— start Records shown —
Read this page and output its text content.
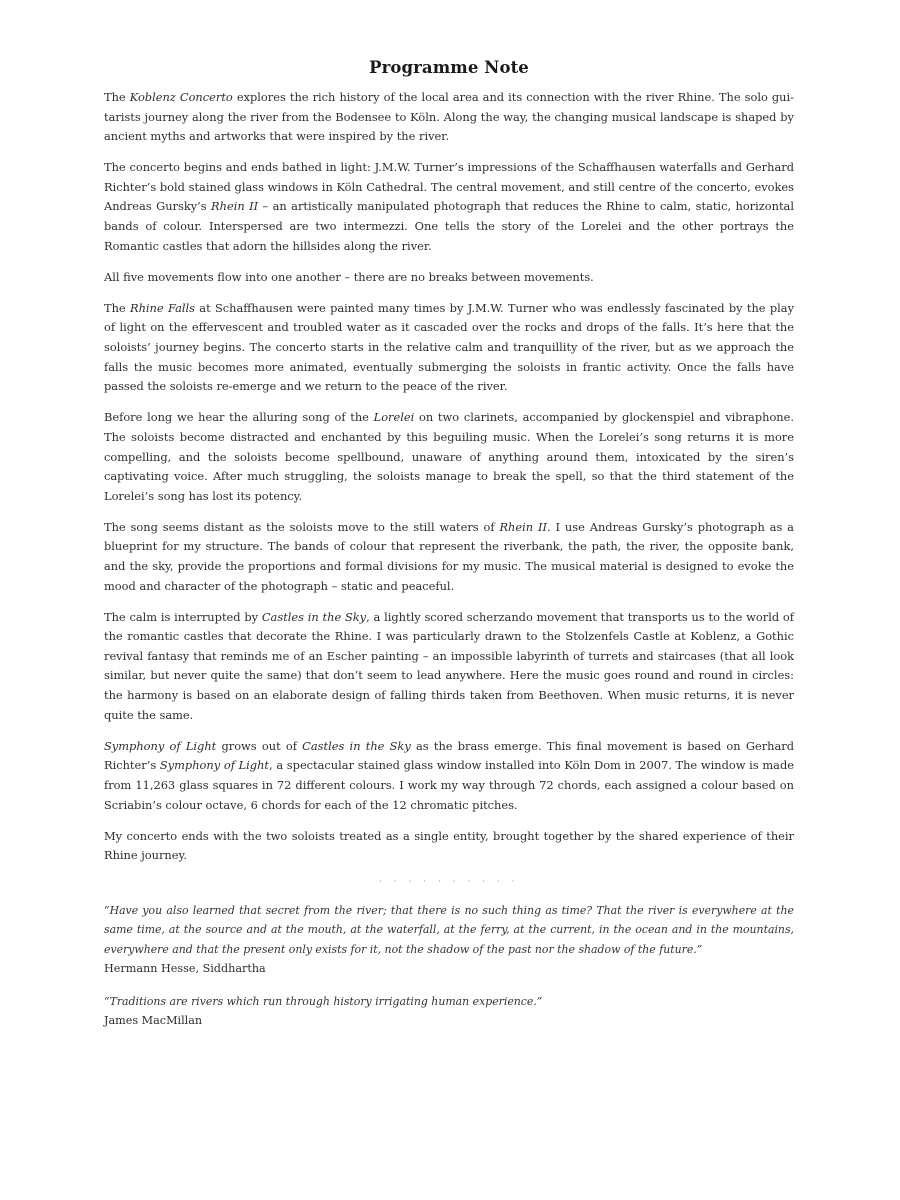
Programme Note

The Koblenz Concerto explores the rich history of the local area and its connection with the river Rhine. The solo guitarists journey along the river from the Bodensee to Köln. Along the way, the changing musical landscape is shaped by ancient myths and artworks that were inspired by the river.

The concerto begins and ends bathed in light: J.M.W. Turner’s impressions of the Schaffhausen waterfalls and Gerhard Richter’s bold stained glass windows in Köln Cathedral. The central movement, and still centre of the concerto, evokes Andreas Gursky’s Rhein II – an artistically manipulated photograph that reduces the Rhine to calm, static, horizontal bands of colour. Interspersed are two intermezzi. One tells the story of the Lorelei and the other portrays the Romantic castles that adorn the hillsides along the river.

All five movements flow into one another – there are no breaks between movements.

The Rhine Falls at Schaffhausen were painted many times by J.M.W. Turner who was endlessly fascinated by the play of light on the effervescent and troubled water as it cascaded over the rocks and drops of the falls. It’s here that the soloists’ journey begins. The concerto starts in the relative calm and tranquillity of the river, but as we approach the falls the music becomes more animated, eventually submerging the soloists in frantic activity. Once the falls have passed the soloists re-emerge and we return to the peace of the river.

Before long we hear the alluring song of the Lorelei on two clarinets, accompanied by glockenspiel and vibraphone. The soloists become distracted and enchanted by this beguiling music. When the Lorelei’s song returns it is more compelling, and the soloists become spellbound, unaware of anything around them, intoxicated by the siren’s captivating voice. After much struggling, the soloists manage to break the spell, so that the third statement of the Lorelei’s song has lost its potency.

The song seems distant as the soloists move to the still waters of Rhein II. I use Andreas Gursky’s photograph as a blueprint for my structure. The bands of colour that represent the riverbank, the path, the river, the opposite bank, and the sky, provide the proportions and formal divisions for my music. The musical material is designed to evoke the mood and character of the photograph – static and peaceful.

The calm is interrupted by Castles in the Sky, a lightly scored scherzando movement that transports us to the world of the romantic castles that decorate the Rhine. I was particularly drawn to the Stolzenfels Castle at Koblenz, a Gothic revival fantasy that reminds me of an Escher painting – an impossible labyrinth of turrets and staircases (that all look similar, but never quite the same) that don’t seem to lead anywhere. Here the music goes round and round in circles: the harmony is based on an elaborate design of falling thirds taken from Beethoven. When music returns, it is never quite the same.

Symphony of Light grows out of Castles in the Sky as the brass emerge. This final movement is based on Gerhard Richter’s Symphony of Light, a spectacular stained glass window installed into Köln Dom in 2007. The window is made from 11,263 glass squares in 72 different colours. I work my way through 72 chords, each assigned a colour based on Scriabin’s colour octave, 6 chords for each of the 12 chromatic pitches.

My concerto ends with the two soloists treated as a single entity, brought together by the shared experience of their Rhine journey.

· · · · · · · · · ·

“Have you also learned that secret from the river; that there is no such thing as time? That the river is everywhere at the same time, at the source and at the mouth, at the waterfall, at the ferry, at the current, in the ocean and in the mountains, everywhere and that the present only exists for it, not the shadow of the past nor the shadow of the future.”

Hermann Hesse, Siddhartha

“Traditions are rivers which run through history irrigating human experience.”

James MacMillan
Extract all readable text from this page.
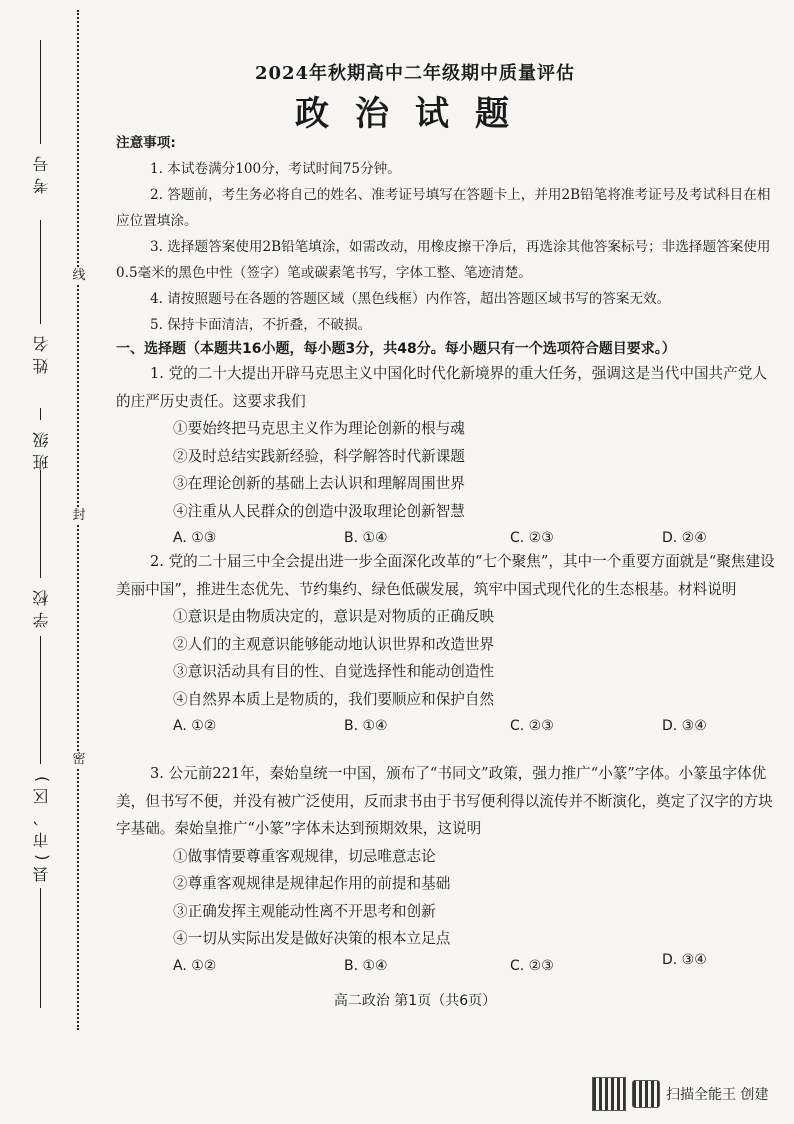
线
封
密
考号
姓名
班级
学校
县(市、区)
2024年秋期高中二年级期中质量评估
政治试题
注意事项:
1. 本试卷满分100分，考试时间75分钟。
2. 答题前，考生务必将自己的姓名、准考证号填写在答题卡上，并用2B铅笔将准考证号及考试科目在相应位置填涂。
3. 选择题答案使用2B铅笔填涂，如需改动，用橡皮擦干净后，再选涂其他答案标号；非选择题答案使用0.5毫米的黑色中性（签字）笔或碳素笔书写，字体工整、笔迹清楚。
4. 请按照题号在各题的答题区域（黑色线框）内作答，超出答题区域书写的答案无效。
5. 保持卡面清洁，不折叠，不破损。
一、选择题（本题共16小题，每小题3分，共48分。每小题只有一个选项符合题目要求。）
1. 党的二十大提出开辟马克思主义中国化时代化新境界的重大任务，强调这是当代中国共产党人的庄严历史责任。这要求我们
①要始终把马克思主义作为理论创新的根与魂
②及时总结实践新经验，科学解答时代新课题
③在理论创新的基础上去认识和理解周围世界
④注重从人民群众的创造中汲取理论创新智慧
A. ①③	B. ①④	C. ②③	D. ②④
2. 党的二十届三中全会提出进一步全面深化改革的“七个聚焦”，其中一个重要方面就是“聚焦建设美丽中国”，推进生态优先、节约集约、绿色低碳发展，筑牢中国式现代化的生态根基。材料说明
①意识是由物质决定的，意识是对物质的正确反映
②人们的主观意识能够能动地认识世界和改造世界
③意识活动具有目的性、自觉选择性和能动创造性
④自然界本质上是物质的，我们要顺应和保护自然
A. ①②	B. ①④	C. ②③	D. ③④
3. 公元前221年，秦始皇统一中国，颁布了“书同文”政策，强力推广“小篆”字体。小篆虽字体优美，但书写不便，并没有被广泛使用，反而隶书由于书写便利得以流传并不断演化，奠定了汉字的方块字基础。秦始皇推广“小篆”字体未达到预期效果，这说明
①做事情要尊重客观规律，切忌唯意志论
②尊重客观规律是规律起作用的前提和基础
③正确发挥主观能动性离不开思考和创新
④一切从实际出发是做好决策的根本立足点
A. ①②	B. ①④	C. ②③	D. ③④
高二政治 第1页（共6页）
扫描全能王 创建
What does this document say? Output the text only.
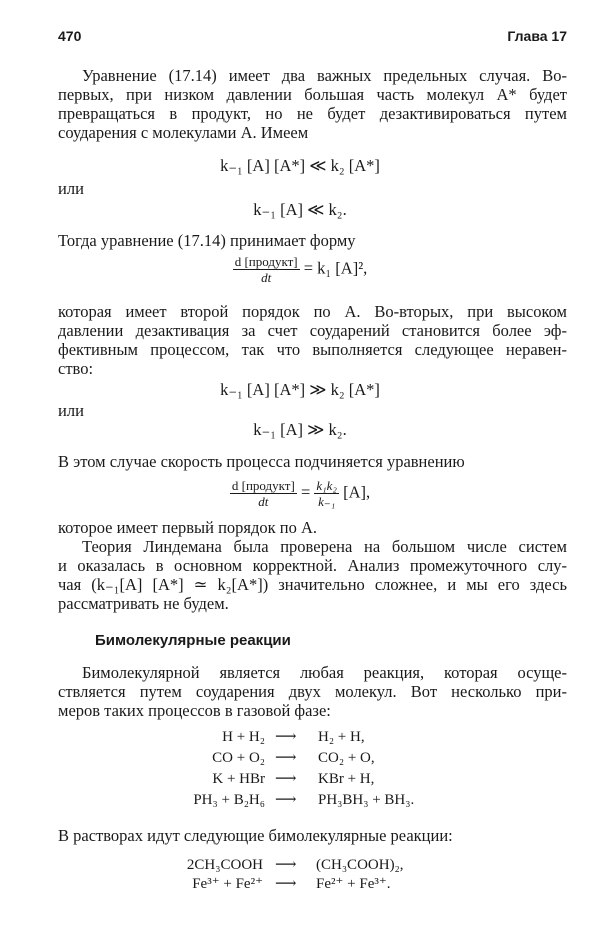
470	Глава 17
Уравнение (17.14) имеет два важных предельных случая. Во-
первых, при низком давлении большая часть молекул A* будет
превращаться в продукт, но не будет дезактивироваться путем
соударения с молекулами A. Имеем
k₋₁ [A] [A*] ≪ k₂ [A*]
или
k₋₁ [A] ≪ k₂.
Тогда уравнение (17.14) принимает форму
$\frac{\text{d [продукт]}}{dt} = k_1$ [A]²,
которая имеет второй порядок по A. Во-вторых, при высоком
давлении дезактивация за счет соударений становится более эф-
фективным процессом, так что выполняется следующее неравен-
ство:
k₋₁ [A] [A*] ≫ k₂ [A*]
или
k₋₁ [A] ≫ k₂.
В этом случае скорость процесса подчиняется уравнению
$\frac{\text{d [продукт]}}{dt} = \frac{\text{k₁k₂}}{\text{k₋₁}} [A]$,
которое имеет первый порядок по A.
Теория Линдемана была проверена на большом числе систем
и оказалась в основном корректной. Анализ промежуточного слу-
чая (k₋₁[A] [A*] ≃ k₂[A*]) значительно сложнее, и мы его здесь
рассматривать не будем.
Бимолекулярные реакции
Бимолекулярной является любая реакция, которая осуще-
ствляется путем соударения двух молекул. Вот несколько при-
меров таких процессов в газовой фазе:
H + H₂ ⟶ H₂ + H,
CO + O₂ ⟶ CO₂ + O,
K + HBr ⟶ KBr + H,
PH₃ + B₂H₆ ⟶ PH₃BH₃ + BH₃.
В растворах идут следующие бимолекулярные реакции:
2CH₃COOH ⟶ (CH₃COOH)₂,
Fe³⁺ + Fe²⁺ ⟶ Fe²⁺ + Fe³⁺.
— end Records shown —
Goal:
Give back only a number, the number of lines where the string "frac" occurs.

Exercise response:
2